Page text dataset records:
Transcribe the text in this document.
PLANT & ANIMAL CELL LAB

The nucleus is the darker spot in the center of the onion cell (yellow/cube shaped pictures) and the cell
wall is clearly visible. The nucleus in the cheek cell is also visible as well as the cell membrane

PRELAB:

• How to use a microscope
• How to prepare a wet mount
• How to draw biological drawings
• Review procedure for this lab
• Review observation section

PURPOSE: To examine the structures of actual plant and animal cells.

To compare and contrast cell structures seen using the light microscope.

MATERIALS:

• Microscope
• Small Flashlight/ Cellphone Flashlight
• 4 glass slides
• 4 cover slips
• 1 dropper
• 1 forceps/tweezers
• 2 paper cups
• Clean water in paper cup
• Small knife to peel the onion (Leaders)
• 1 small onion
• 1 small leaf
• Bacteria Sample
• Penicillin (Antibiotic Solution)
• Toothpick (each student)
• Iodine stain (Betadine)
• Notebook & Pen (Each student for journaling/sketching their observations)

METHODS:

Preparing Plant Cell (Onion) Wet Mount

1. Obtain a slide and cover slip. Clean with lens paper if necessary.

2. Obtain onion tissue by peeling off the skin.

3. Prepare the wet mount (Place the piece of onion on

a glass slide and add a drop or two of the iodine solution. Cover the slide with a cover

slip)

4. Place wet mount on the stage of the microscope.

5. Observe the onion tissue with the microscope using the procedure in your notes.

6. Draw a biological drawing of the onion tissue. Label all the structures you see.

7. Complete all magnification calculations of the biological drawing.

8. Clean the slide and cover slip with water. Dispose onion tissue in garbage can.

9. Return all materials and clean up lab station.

--

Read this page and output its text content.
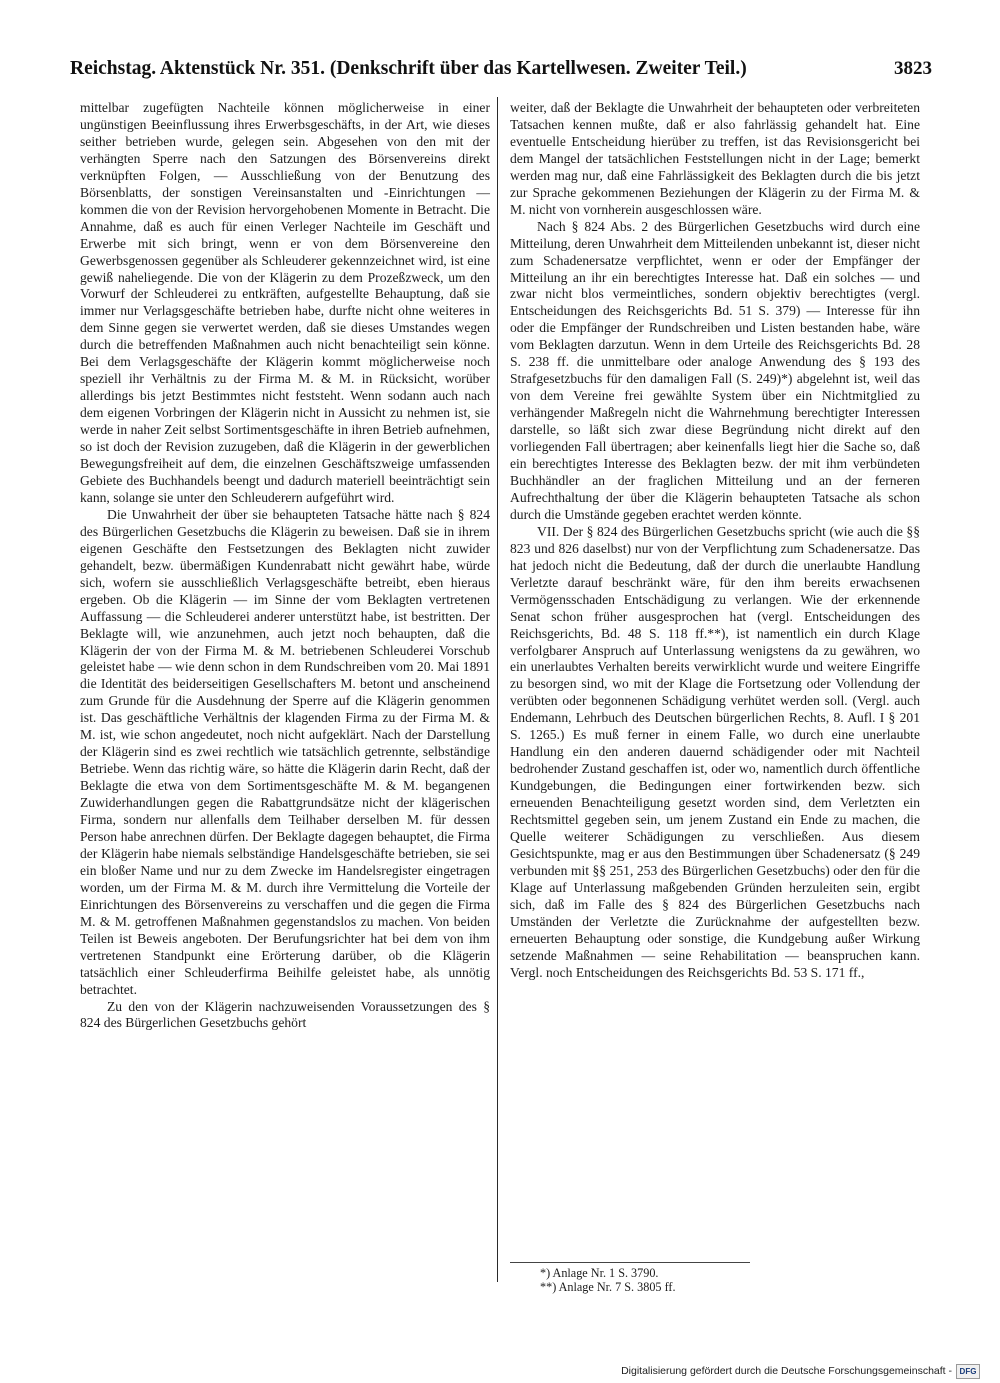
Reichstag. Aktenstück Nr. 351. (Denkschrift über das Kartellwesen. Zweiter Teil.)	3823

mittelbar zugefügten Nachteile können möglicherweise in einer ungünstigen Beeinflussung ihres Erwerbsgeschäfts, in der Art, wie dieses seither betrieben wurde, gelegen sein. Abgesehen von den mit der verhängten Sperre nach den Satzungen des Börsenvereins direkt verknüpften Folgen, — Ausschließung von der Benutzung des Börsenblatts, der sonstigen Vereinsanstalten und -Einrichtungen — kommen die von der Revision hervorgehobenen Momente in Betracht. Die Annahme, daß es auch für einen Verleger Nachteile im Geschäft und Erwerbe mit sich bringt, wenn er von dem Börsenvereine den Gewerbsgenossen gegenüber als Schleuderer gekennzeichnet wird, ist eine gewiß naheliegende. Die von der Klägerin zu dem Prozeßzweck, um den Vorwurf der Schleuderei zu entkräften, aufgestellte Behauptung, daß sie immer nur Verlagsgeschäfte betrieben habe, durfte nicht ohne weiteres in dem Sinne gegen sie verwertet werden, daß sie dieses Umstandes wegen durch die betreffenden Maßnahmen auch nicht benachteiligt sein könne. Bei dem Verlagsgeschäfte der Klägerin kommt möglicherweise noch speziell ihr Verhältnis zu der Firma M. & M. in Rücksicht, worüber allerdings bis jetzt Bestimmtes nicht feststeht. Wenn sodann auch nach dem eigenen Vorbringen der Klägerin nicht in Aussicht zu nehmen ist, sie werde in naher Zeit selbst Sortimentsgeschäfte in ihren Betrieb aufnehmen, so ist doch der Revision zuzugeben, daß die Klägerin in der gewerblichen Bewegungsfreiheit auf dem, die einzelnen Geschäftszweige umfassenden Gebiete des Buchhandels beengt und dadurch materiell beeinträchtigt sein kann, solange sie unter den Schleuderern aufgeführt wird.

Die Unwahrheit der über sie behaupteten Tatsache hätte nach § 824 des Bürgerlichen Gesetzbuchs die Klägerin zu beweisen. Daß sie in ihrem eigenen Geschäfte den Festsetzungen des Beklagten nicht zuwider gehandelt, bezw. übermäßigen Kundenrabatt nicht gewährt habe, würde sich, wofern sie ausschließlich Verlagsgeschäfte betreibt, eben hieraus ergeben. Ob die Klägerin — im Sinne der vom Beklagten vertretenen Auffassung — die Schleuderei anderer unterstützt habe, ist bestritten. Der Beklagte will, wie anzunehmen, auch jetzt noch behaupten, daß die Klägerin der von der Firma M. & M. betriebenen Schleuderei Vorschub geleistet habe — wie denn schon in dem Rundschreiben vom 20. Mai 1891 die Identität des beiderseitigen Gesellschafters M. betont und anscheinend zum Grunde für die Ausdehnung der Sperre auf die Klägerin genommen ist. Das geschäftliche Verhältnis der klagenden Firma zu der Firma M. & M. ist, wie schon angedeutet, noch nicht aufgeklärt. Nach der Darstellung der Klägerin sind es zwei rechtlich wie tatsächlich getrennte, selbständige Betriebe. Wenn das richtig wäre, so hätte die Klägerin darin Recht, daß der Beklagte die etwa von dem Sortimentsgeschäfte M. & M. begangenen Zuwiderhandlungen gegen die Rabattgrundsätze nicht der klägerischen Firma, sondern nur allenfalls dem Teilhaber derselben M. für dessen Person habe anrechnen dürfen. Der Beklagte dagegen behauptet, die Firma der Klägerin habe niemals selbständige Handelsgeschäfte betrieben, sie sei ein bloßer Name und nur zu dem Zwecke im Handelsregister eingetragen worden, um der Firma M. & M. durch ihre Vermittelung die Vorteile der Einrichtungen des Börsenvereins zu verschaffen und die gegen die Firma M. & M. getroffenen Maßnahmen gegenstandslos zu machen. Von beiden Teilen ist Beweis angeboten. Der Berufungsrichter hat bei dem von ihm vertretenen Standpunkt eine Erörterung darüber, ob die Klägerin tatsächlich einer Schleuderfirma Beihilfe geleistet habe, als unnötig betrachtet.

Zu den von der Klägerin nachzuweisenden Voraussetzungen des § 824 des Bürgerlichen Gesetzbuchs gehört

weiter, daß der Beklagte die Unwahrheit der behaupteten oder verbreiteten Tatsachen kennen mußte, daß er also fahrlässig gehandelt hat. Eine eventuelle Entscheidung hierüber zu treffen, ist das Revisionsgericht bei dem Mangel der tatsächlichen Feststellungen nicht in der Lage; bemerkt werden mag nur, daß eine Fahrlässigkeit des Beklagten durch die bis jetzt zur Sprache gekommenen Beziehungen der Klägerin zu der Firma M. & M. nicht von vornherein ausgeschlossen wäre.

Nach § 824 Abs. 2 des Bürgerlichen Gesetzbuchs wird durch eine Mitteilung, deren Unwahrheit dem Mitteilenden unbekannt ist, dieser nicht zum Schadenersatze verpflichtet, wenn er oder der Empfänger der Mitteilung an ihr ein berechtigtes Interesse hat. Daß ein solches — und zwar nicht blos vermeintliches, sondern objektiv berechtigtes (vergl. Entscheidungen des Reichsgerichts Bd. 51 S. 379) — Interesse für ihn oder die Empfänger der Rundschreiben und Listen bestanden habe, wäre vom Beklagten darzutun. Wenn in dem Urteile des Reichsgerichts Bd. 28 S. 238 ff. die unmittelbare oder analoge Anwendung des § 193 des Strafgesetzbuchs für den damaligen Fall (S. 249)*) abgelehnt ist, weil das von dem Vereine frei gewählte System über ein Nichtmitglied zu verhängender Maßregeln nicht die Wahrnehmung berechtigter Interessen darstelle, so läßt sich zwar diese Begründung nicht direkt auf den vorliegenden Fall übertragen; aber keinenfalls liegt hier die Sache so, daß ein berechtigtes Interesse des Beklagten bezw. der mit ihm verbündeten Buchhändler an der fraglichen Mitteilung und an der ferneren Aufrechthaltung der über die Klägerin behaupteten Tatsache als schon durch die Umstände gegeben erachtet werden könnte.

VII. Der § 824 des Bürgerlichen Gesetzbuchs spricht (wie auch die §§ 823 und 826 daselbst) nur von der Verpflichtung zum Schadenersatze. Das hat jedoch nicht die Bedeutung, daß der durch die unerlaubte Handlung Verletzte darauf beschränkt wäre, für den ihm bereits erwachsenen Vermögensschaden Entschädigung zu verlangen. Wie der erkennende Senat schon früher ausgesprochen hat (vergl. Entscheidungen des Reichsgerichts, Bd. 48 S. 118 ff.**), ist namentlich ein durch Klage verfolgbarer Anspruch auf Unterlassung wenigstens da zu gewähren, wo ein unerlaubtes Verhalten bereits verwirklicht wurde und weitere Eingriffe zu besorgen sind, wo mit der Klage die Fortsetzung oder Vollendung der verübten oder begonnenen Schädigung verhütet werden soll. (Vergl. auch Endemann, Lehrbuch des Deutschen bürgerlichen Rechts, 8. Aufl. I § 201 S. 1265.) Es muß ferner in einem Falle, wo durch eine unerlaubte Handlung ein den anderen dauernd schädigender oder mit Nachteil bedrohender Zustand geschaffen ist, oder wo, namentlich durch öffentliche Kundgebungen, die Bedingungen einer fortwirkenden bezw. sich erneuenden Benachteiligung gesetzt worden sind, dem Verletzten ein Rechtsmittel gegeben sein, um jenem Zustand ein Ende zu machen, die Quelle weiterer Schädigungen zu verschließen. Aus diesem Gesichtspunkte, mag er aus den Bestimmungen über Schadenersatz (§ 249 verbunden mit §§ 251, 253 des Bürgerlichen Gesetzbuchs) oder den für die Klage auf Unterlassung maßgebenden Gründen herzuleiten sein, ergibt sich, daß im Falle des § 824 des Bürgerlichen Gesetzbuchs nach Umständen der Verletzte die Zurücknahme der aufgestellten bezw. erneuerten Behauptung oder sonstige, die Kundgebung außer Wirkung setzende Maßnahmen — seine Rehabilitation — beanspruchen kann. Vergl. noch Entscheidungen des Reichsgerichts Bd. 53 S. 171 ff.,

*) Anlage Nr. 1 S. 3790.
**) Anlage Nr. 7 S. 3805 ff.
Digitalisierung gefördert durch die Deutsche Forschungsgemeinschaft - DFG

==

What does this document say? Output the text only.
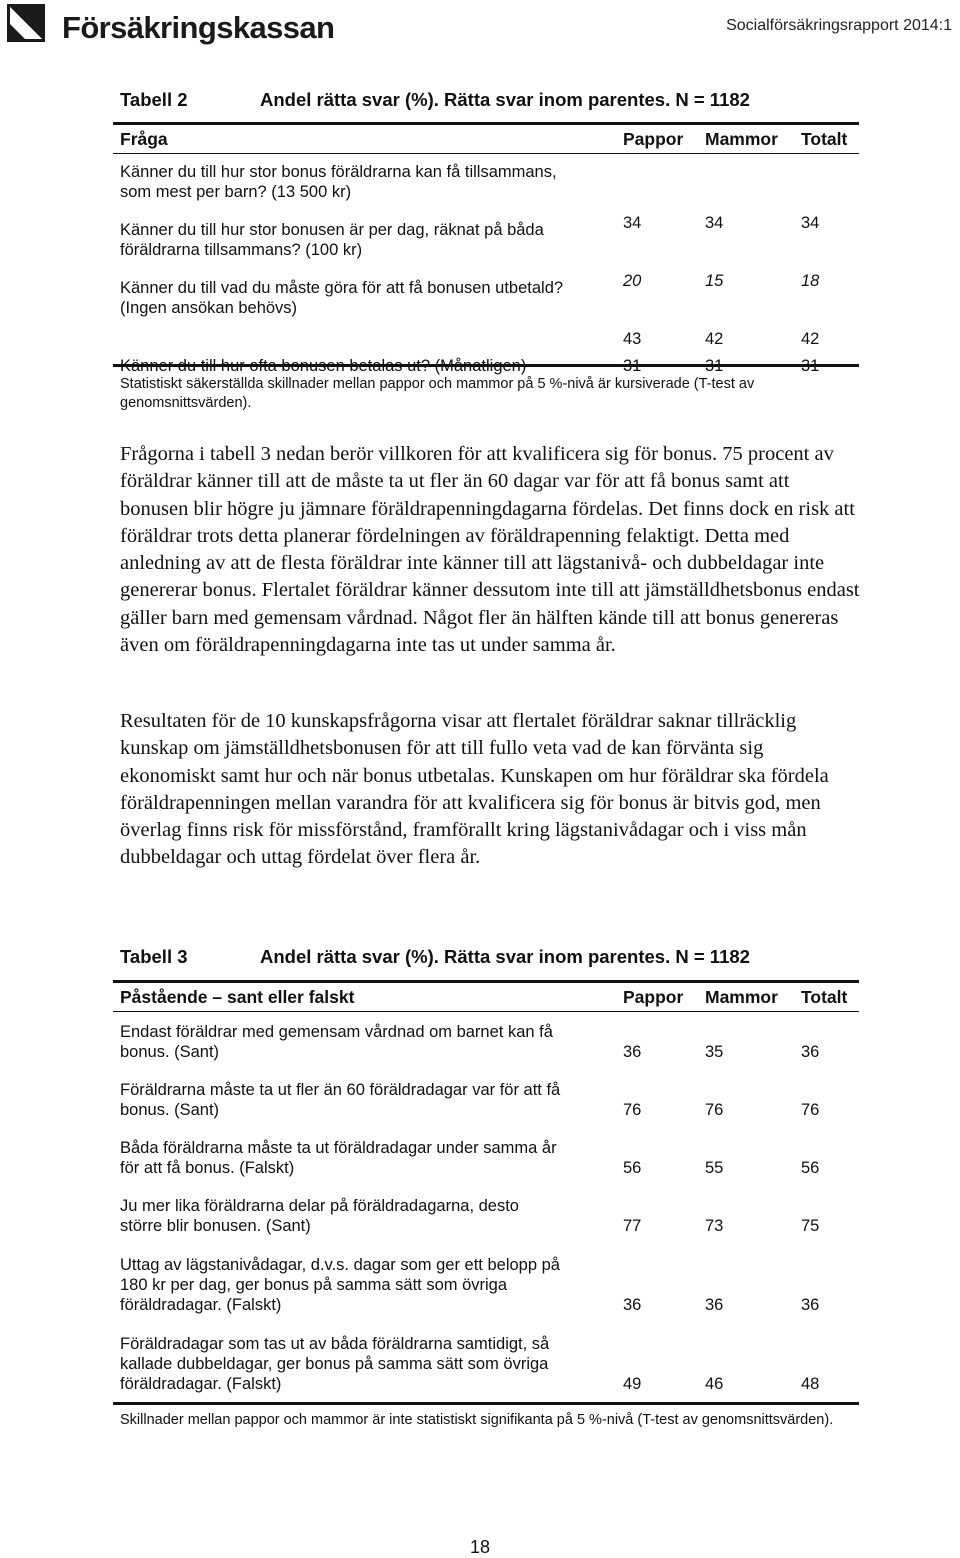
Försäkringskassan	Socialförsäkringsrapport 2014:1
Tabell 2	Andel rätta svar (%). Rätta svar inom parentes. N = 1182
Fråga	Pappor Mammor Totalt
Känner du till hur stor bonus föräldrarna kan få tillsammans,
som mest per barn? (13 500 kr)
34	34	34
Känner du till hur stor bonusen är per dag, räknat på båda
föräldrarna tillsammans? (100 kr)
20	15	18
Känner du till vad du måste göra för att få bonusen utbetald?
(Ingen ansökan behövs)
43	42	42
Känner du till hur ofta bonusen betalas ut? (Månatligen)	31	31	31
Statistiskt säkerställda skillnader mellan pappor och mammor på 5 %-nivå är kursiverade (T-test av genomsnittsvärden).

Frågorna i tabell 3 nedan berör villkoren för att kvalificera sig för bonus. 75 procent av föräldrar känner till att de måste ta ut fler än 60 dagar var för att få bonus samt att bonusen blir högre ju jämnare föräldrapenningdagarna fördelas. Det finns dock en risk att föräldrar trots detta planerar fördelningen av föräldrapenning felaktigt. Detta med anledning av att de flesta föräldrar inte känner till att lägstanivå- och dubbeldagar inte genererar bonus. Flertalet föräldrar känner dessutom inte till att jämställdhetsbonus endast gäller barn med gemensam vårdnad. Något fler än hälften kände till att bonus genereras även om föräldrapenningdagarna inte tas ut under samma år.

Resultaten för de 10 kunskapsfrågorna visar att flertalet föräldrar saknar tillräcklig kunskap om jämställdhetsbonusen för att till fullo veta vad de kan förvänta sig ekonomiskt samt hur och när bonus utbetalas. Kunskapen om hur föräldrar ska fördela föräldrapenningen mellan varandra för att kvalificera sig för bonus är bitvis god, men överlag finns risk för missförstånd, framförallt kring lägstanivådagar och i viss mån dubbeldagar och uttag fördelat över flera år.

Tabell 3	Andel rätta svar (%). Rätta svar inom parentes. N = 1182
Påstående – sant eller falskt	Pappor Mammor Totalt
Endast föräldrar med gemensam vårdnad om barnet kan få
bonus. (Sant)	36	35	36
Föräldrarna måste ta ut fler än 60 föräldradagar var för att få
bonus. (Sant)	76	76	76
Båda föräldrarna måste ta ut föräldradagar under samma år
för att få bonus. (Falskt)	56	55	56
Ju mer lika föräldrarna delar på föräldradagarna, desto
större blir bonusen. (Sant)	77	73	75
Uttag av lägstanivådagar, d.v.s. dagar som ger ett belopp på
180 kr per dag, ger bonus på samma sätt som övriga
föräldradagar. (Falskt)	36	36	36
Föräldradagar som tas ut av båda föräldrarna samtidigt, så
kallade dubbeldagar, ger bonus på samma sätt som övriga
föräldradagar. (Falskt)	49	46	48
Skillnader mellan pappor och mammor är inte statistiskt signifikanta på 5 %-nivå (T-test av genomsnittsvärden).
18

What to produce:
Would you filter the records and copy out each line containing "procedure"?

Exercise result:
• Review procedure for this lab
5. Observe the onion tissue with the microscope using the procedure in your notes.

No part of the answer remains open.